-- start of DATA SECTION --
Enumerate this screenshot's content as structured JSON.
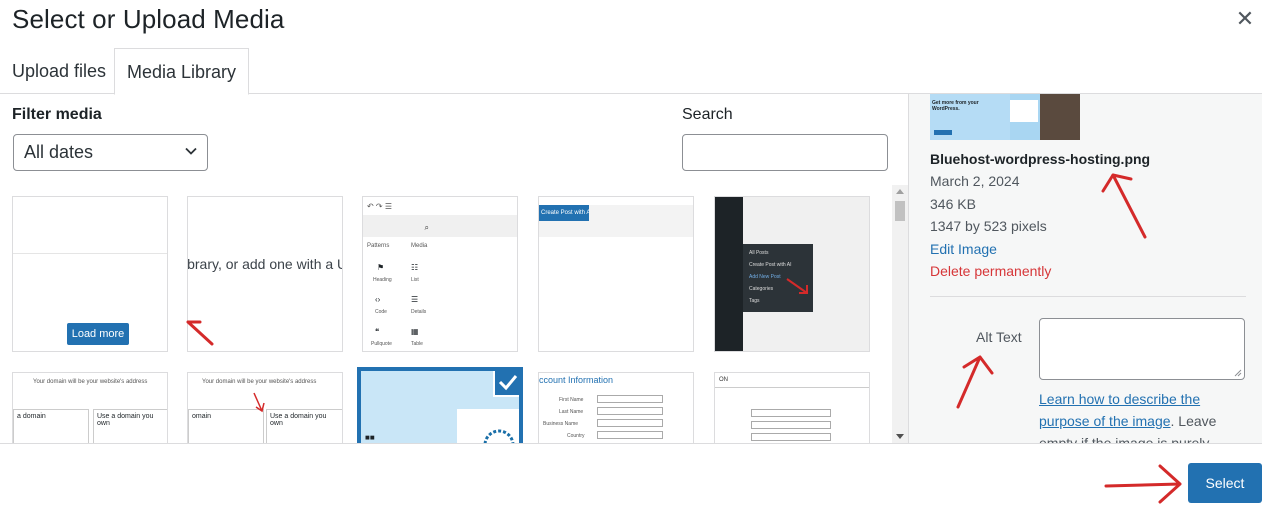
{
  "modal": {
    "title": "Select or Upload Media",
    "close_icon": "close-icon"
  },
  "tabs": [
    {
      "label": "Upload files",
      "active": false
    },
    {
      "label": "Media Library",
      "active": true
    }
  ],
  "filters": {
    "label": "Filter media",
    "date_selected": "All dates",
    "search_label": "Search",
    "search_value": ""
  },
  "grid": {
    "thumbs": [
      {
        "kind": "load-more",
        "button_label": "Load more"
      },
      {
        "kind": "text-snippet",
        "text": "ibrary, or add one with a U"
      },
      {
        "kind": "block-inserter",
        "labels": [
          "Patterns",
          "Media",
          "Heading",
          "List",
          "Code",
          "Details",
          "Pullquote",
          "Table"
        ]
      },
      {
        "kind": "ai-button",
        "text": "Create Post with AI"
      },
      {
        "kind": "posts-menu",
        "items": [
          "All Posts",
          "Create Post with AI",
          "Add New Post",
          "Categories",
          "Tags"
        ]
      },
      {
        "kind": "domain-form",
        "heading": "Your domain will be your website's address",
        "left_col": "a domain",
        "right_col": "Use a domain you own"
      },
      {
        "kind": "domain-form",
        "heading": "Your domain will be your website's address",
        "left_col": "omain",
        "right_col": "Use a domain you own"
      },
      {
        "kind": "selected-hosting",
        "selected": true
      },
      {
        "kind": "account-form",
        "heading": "ccount Information",
        "fields": [
          "First Name",
          "Last Name",
          "Business Name",
          "Country"
        ]
      },
      {
        "kind": "table-screen",
        "text": "ON"
      }
    ]
  },
  "details": {
    "file_name": "Bluehost-wordpress-hosting.png",
    "date": "March 2, 2024",
    "size": "346 KB",
    "dimensions": "1347 by 523 pixels",
    "edit_label": "Edit Image",
    "delete_label": "Delete permanently",
    "thumb_text": "Get more from your WordPress.",
    "alt_label": "Alt Text",
    "alt_value": "",
    "help_link": "Learn how to describe the purpose of the image",
    "help_rest": ". Leave empty if the image is purely decorative."
  },
  "toolbar": {
    "select_label": "Select"
  },
  "colors": {
    "accent": "#2271b1",
    "danger": "#d63638",
    "annotation": "#d42a2a"
  }
}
-- end of DATA SECTION --
* WHAT YOU WILL DO
Take the listing above and print it exactly, apart from the pictures.

* RESPONSE FOR THIS EXERCISE
Enumerate this screenshot's content as structured JSON.
{
  "modal": {
    "title": "Select or Upload Media",
    "close_icon": "close-icon"
  },
  "tabs": [
    {
      "label": "Upload files",
      "active": false
    },
    {
      "label": "Media Library",
      "active": true
    }
  ],
  "filters": {
    "label": "Filter media",
    "date_selected": "All dates",
    "search_label": "Search",
    "search_value": ""
  },
  "grid": {
    "thumbs": [
      {
        "kind": "load-more",
        "button_label": "Load more"
      },
      {
        "kind": "text-snippet",
        "text": "ibrary, or add one with a U"
      },
      {
        "kind": "block-inserter",
        "labels": [
          "Patterns",
          "Media",
          "Heading",
          "List",
          "Code",
          "Details",
          "Pullquote",
          "Table"
        ]
      },
      {
        "kind": "ai-button",
        "text": "Create Post with AI"
      },
      {
        "kind": "posts-menu",
        "items": [
          "All Posts",
          "Create Post with AI",
          "Add New Post",
          "Categories",
          "Tags"
        ]
      },
      {
        "kind": "domain-form",
        "heading": "Your domain will be your website's address",
        "left_col": "a domain",
        "right_col": "Use a domain you own"
      },
      {
        "kind": "domain-form",
        "heading": "Your domain will be your website's address",
        "left_col": "omain",
        "right_col": "Use a domain you own"
      },
      {
        "kind": "selected-hosting",
        "selected": true
      },
      {
        "kind": "account-form",
        "heading": "ccount Information",
        "fields": [
          "First Name",
          "Last Name",
          "Business Name",
          "Country"
        ]
      },
      {
        "kind": "table-screen",
        "text": "ON"
      }
    ]
  },
  "details": {
    "file_name": "Bluehost-wordpress-hosting.png",
    "date": "March 2, 2024",
    "size": "346 KB",
    "dimensions": "1347 by 523 pixels",
    "edit_label": "Edit Image",
    "delete_label": "Delete permanently",
    "thumb_text": "Get more from your WordPress.",
    "alt_label": "Alt Text",
    "alt_value": "",
    "help_link": "Learn how to describe the purpose of the image",
    "help_rest": ". Leave empty if the image is purely decorative."
  },
  "toolbar": {
    "select_label": "Select"
  },
  "colors": {
    "accent": "#2271b1",
    "danger": "#d63638",
    "annotation": "#d42a2a"
  }
}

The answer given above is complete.